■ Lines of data
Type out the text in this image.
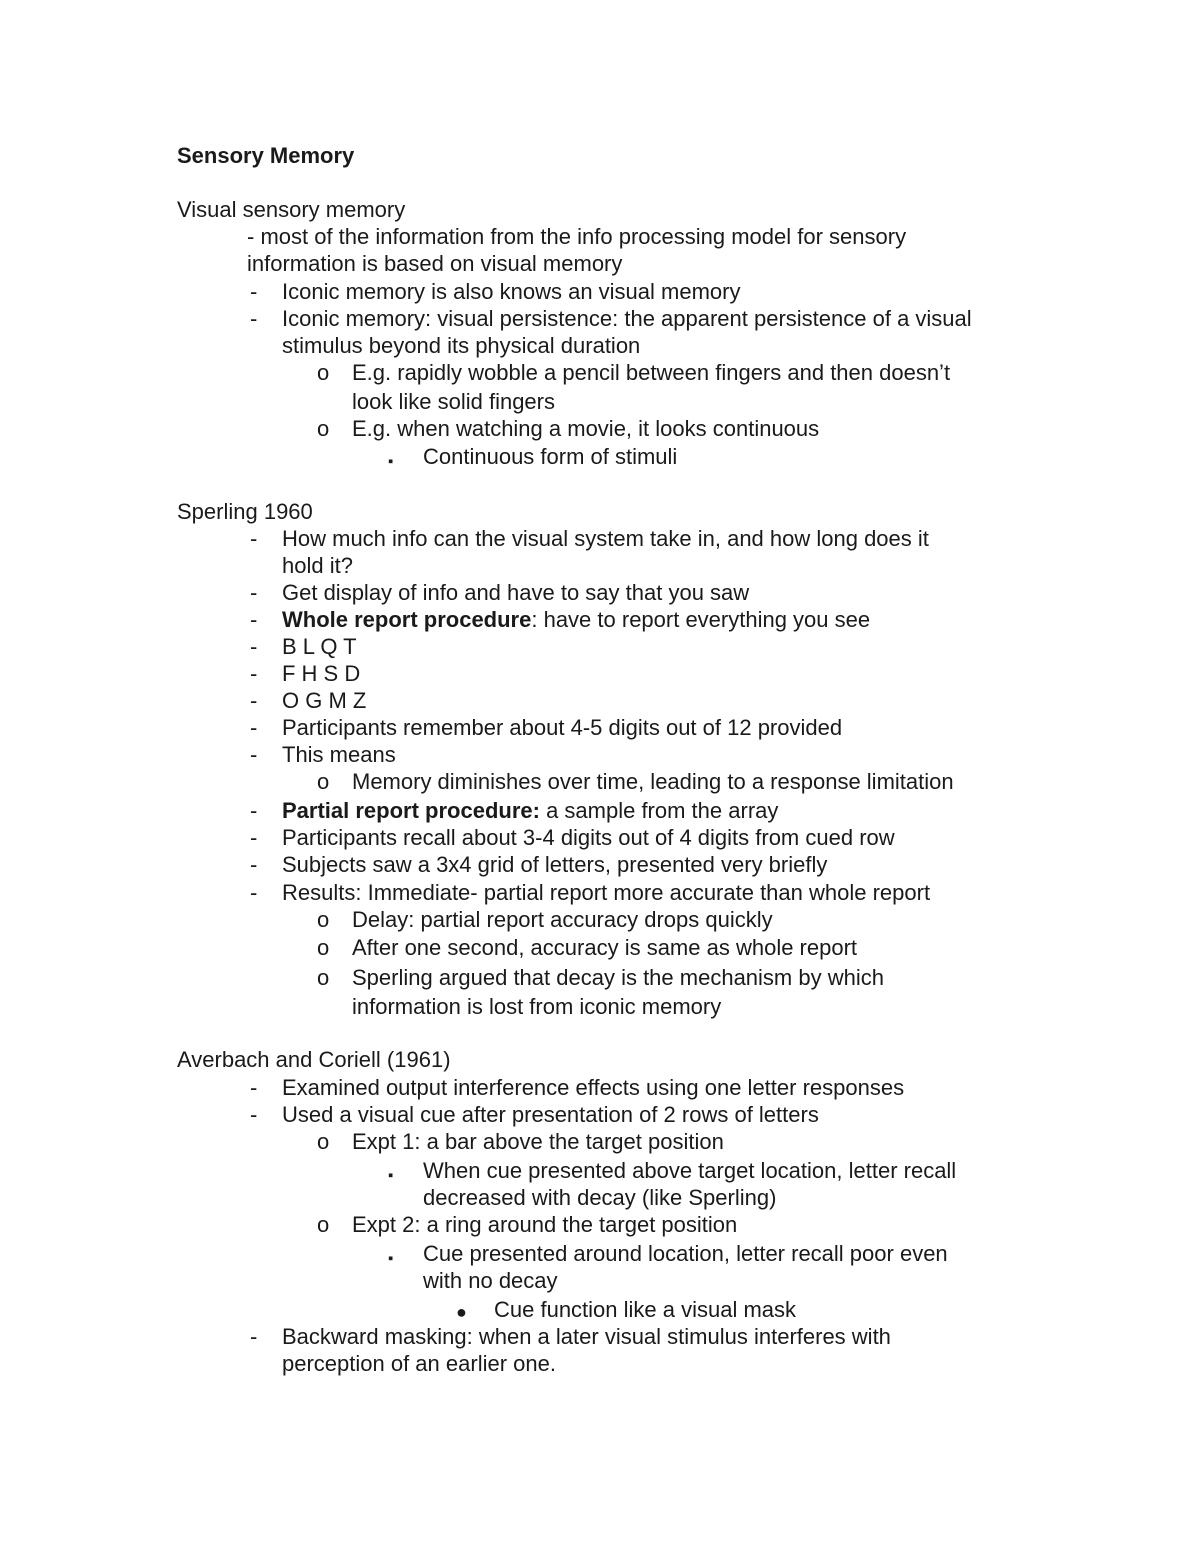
Sensory Memory
Visual sensory memory
- most of the information from the info processing model for sensory
information is based on visual memory
- Iconic memory is also knows an visual memory
- Iconic memory: visual persistence: the apparent persistence of a visual
stimulus beyond its physical duration
o E.g. rapidly wobble a pencil between fingers and then doesn’t
look like solid fingers
o E.g. when watching a movie, it looks continuous
▪ Continuous form of stimuli
Sperling 1960
- How much info can the visual system take in, and how long does it
hold it?
- Get display of info and have to say that you saw
- Whole report procedure: have to report everything you see
- B L Q T
- F H S D
- O G M Z
- Participants remember about 4-5 digits out of 12 provided
- This means
o Memory diminishes over time, leading to a response limitation
- Partial report procedure: a sample from the array
- Participants recall about 3-4 digits out of 4 digits from cued row
- Subjects saw a 3x4 grid of letters, presented very briefly
- Results: Immediate- partial report more accurate than whole report
o Delay: partial report accuracy drops quickly
o After one second, accuracy is same as whole report
o Sperling argued that decay is the mechanism by which
information is lost from iconic memory
Averbach and Coriell (1961)
- Examined output interference effects using one letter responses
- Used a visual cue after presentation of 2 rows of letters
o Expt 1: a bar above the target position
▪ When cue presented above target location, letter recall
decreased with decay (like Sperling)
o Expt 2: a ring around the target position
▪ Cue presented around location, letter recall poor even
with no decay
● Cue function like a visual mask
- Backward masking: when a later visual stimulus interferes with
perception of an earlier one.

■ AIM
Return from the data every line that holds "Expt".

■ OUTPUT
o Expt 1: a bar above the target position
o Expt 2: a ring around the target position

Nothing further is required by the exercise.